▸ TEXTO DE APOIO:
»»

«O Tratado da Carta da Energia, assinado em Lisboa em dezembro de 1994, pode tornar-se um dos principais entraves às políticas climáticas que o mundo inteiro aprova, numa luta contra o tempo.
Os Governos europeus comprometeram-se a eliminar
gradualmente o carvão, o petróleo e o gás, a fim de limitar o aquecimento global
a menos de dois graus, no século XXI. Mas o tratado permite às grandes empresas
de energia contestar essas medidas e exigir uma compensação elevada pela perda
do seu negócio.
O tratado é unilateral, porque só as empresas podem
processar os Estados, e tem uma redacção extremamente vaga; os tribunais
arbitrais reúnem-se em segredo como tribunais-sombra onde muitas vezes nem a
reclamação nem a defesa são conhecidas; nalguns casos, nem sequer é tornado
público que existem arbitragens. E se um Estado é condenado, raramente é possível
que uma decisão arbitral possa originar um recurso perante um tribunal
judicial. A simples ameaça de um processo arbitral leva os governos a negociar
acordos prévios. Por uma razão muito simples: a taxa de êxito dos processos
arbitrais é muito favorável às empresas (60%) que, quando ganham, podem criar
problemas sérios aos países.
Em 2015, o Parlamento italiano decidiu não permitir qualquer extracção de petróleo e gás próxima da costa, decretando assim o fim do projecto Ombrina Mare. Em Março de 2017, a Rockhopper iniciou uma acção judicial ao abrigo do Tratado da Carta da Energia exigindo uma compensação de 29 milhões de dólares pelos investimentos feitos até à data e mais 246 milhões por lucros futuros perdidos. Na Primavera de 2017, o então ministro do Ambiente francês, François Hulot, apresentou uma nova lei para proibir a extracção de combustíveis fósseis em França. Pouco depois, a petrolífera Vermilion, através de um escritório de advogados parisiense, acusava se estava a violar as obrigações da França como membro do Tratado da Carta da Energia. O governo francês recuou e o projeto não só avançou como foram concedidas licenças para novas perfurações até 2040.

««

▸ EXERCÍCIOS PROPOSTOS:
A - Transcreva, sem alterações, o trecho do texto sobre o Tratado da Carta da Energia que começa nas palavras "Em 2015, o Parlamento" e termina após as palavras "perfurações até 2040.".
B - Apresente, sem qualquer alteração, apenas as linhas da listagem que vão da linha que contém "167, 2067, 665]" até à linha que contém "521, 1311, 563]", incluindo ambas.
O texto e a listagem não têm qualquer relação entre si.

Itens de uma fonte de dados:
»»

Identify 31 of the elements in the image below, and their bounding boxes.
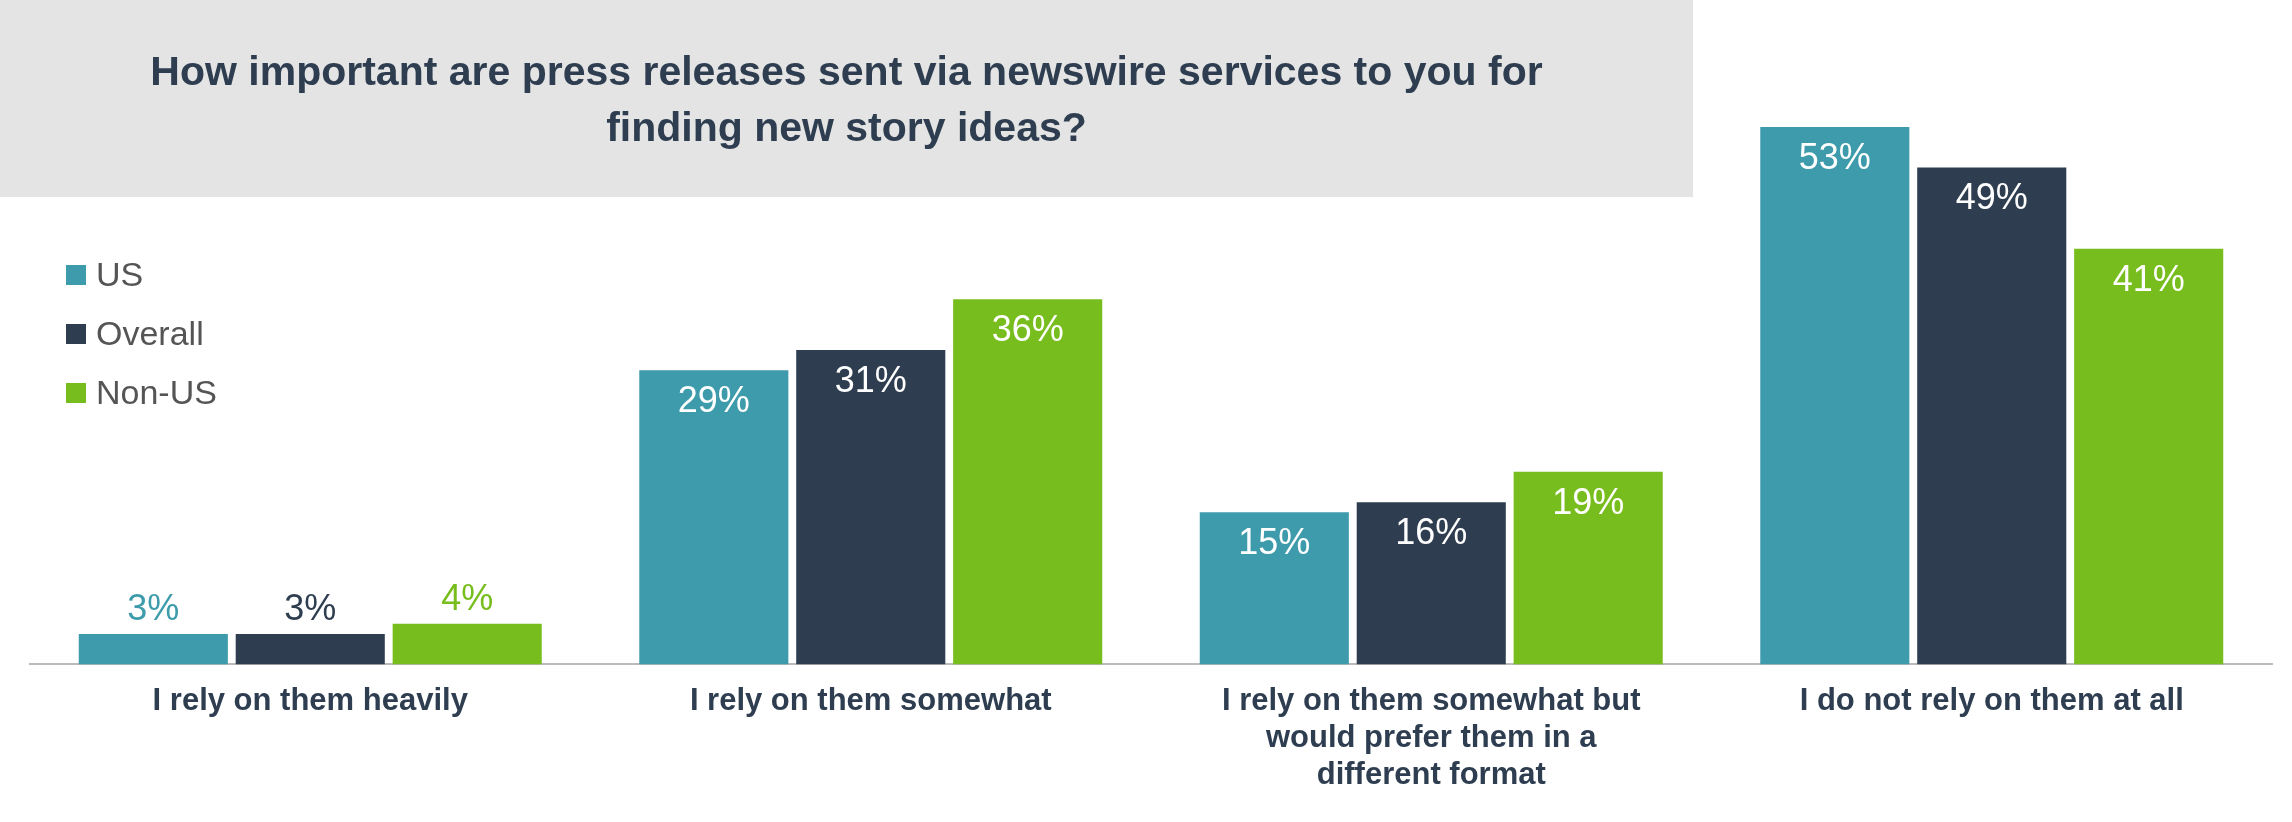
bar	[1917, 167, 2067, 665]
data-label: 3%	[127, 586, 180, 628]
data-label: 19%	[1552, 480, 1625, 522]
x-tick-label: I rely on them somewhat but would prefer them in a different format	[1221, 681, 1641, 791]
bar	[1760, 126, 1910, 665]
data-label: 15%	[1238, 521, 1311, 563]
legend-label: Non-US	[96, 373, 217, 412]
bar	[1513, 471, 1663, 665]
x-tick-label: I rely on them somewhat	[689, 681, 1052, 717]
data-label: 49%	[1955, 176, 2028, 218]
bar	[78, 633, 228, 665]
data-label: 3%	[284, 586, 337, 628]
data-label: 31%	[834, 358, 907, 400]
data-label: 4%	[441, 576, 494, 618]
data-label: 29%	[677, 379, 750, 421]
x-tick-label: I rely on them heavily	[152, 681, 469, 717]
legend-label: Overall	[96, 314, 204, 353]
x-tick-label: I do not rely on them at all	[1799, 681, 2184, 717]
legend-label: US	[96, 255, 144, 294]
bar	[639, 370, 789, 665]
data-label: 53%	[1798, 135, 1871, 177]
data-label: 36%	[991, 308, 1064, 350]
bar	[953, 299, 1103, 665]
data-label: 41%	[2112, 257, 2185, 299]
bar	[392, 623, 542, 665]
bar	[2074, 248, 2224, 665]
bar	[796, 350, 946, 665]
bar	[1199, 512, 1349, 665]
bar	[1356, 502, 1506, 665]
data-label: 16%	[1395, 511, 1468, 553]
bar	[235, 633, 385, 665]
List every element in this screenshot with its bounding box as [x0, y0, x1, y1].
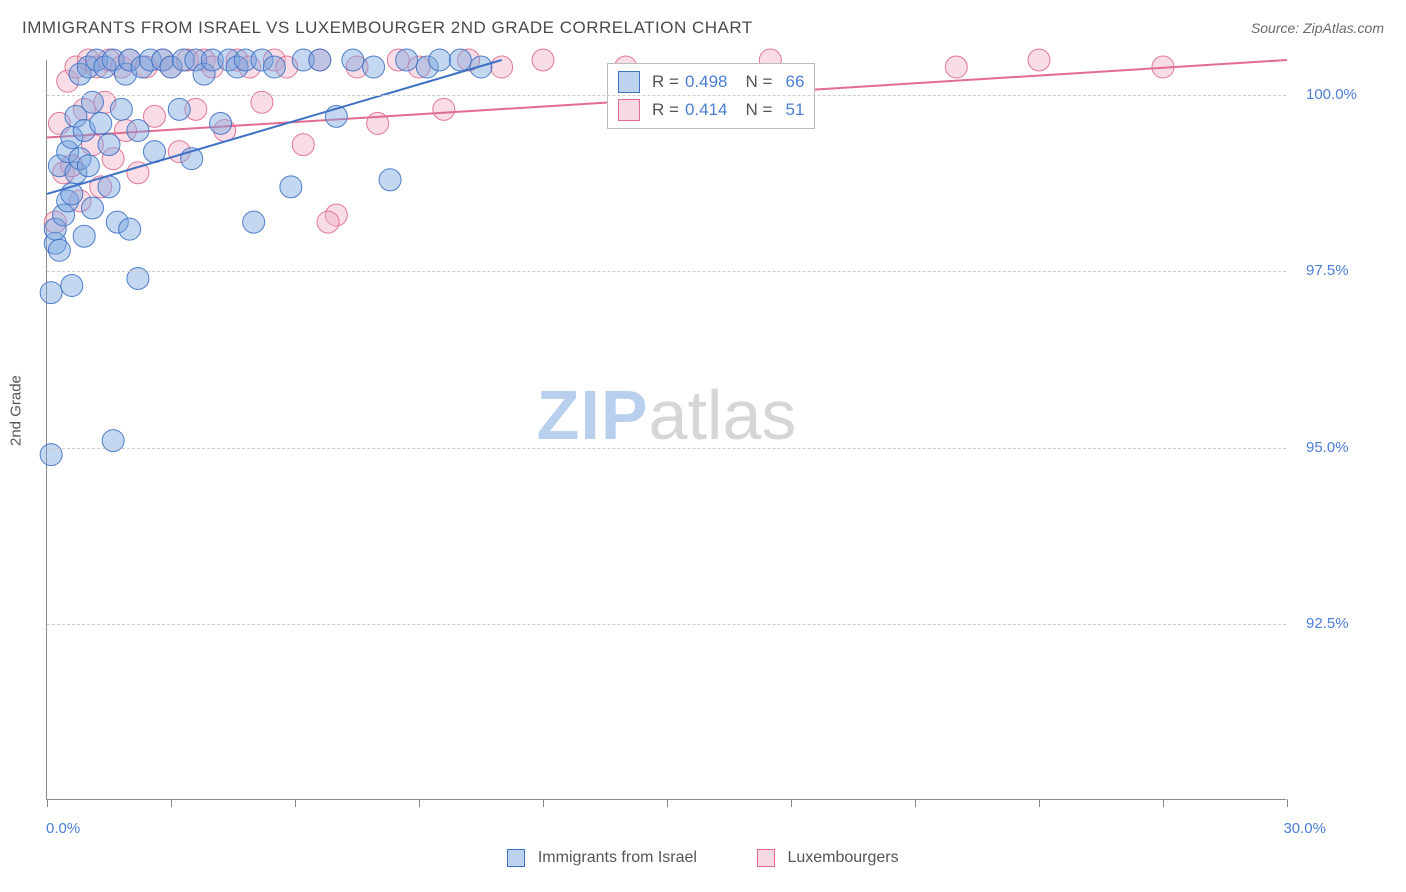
- chart-title: IMMIGRANTS FROM ISRAEL VS LUXEMBOURGER 2…: [22, 18, 753, 38]
- israel-swatch-icon: [618, 71, 640, 93]
- x-tick: [667, 799, 668, 807]
- scatter-point: [127, 119, 149, 141]
- lux-swatch-icon: [618, 99, 640, 121]
- scatter-point: [40, 282, 62, 304]
- r-label: R =: [652, 100, 679, 120]
- x-tick: [1039, 799, 1040, 807]
- chart-plot-area: ZIPatlas R = 0.498 N = 66 R = 0.414 N = …: [46, 60, 1286, 800]
- y-axis-title: 2nd Grade: [8, 375, 25, 446]
- scatter-point: [433, 98, 455, 120]
- x-tick: [1287, 799, 1288, 807]
- scatter-point: [110, 98, 132, 120]
- scatter-point: [210, 112, 232, 134]
- gridline: [47, 95, 1286, 96]
- scatter-point: [90, 112, 112, 134]
- n-label: N =: [745, 72, 772, 92]
- x-axis-max-label: 30.0%: [1283, 820, 1326, 837]
- x-tick: [47, 799, 48, 807]
- scatter-point: [73, 225, 95, 247]
- gridline: [47, 624, 1286, 625]
- scatter-point: [292, 134, 314, 156]
- legend-item-israel: Immigrants from Israel: [507, 849, 697, 867]
- scatter-point: [98, 134, 120, 156]
- lux-r-value: 0.414: [685, 100, 728, 120]
- chart-svg: [47, 60, 1286, 799]
- scatter-point: [48, 239, 70, 261]
- scatter-point: [77, 155, 99, 177]
- israel-n-value: 66: [778, 72, 804, 92]
- scatter-point: [309, 49, 331, 71]
- scatter-point: [119, 218, 141, 240]
- x-tick: [419, 799, 420, 807]
- legend-label-lux: Luxembourgers: [787, 849, 898, 866]
- scatter-point: [98, 176, 120, 198]
- israel-r-value: 0.498: [685, 72, 728, 92]
- lux-swatch-icon: [757, 849, 775, 867]
- israel-swatch-icon: [507, 849, 525, 867]
- stats-row-lux: R = 0.414 N = 51: [608, 96, 814, 124]
- legend-item-lux: Luxembourgers: [757, 849, 899, 867]
- scatter-point: [61, 275, 83, 297]
- y-tick-label: 100.0%: [1306, 86, 1357, 103]
- scatter-point: [81, 197, 103, 219]
- scatter-point: [449, 49, 471, 71]
- scatter-point: [168, 98, 190, 120]
- scatter-point: [532, 49, 554, 71]
- scatter-point: [396, 49, 418, 71]
- x-axis-min-label: 0.0%: [46, 820, 80, 837]
- x-tick: [295, 799, 296, 807]
- x-tick: [915, 799, 916, 807]
- x-tick: [1163, 799, 1164, 807]
- scatter-point: [280, 176, 302, 198]
- scatter-point: [263, 56, 285, 78]
- r-label: R =: [652, 72, 679, 92]
- lux-n-value: 51: [778, 100, 804, 120]
- legend: Immigrants from Israel Luxembourgers: [0, 849, 1406, 867]
- scatter-point: [491, 56, 513, 78]
- scatter-point: [342, 49, 364, 71]
- x-tick: [171, 799, 172, 807]
- scatter-point: [429, 49, 451, 71]
- scatter-point: [243, 211, 265, 233]
- y-tick-label: 97.5%: [1306, 262, 1349, 279]
- x-tick: [543, 799, 544, 807]
- header-bar: IMMIGRANTS FROM ISRAEL VS LUXEMBOURGER 2…: [22, 18, 1384, 38]
- x-tick: [791, 799, 792, 807]
- gridline: [47, 271, 1286, 272]
- scatter-point: [1028, 49, 1050, 71]
- n-label: N =: [745, 100, 772, 120]
- scatter-point: [379, 169, 401, 191]
- gridline: [47, 448, 1286, 449]
- y-tick-label: 95.0%: [1306, 439, 1349, 456]
- scatter-point: [317, 211, 339, 233]
- scatter-point: [363, 56, 385, 78]
- scatter-point: [945, 56, 967, 78]
- legend-label-israel: Immigrants from Israel: [538, 849, 697, 866]
- stats-row-israel: R = 0.498 N = 66: [608, 68, 814, 96]
- source-attribution: Source: ZipAtlas.com: [1251, 20, 1384, 36]
- y-tick-label: 92.5%: [1306, 615, 1349, 632]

««

▸ RESULTADOS DOS EXERCÍCIOS:
A -
Em 2015, o Parlamento italiano decidiu não permitir qualquer extracção de petróleo e gás próxima da costa, decretando assim o fim do projecto Ombrina Mare. Em Março de 2017, a Rockhopper iniciou uma acção judicial ao abrigo do Tratado da Carta da Energia exigindo uma compensação de 29 milhões de dólares pelos investimentos feitos até à data e mais 246 milhões por lucros futuros perdidos. Na Primavera de 2017, o então ministro do Ambiente francês, François Hulot, apresentou uma nova lei para proibir a extracção de combustíveis fósseis em França. Pouco depois, a petrolífera Vermilion, através de um escritório de advogados parisiense, acusava se estava a violar as obrigações da França como membro do Tratado da Carta da Energia. O governo francês recuou e o projeto não só avançou como foram concedidas licenças para novas perfurações até 2040.

B -
bar	[1917, 167, 2067, 665]
data-label: 3%	[127, 586, 180, 628]
data-label: 19%	[1552, 480, 1625, 522]
x-tick-label: I rely on them somewhat but would prefer them in a different format	[1221, 681, 1641, 791]
bar	[1760, 126, 1910, 665]
data-label: 15%	[1238, 521, 1311, 563]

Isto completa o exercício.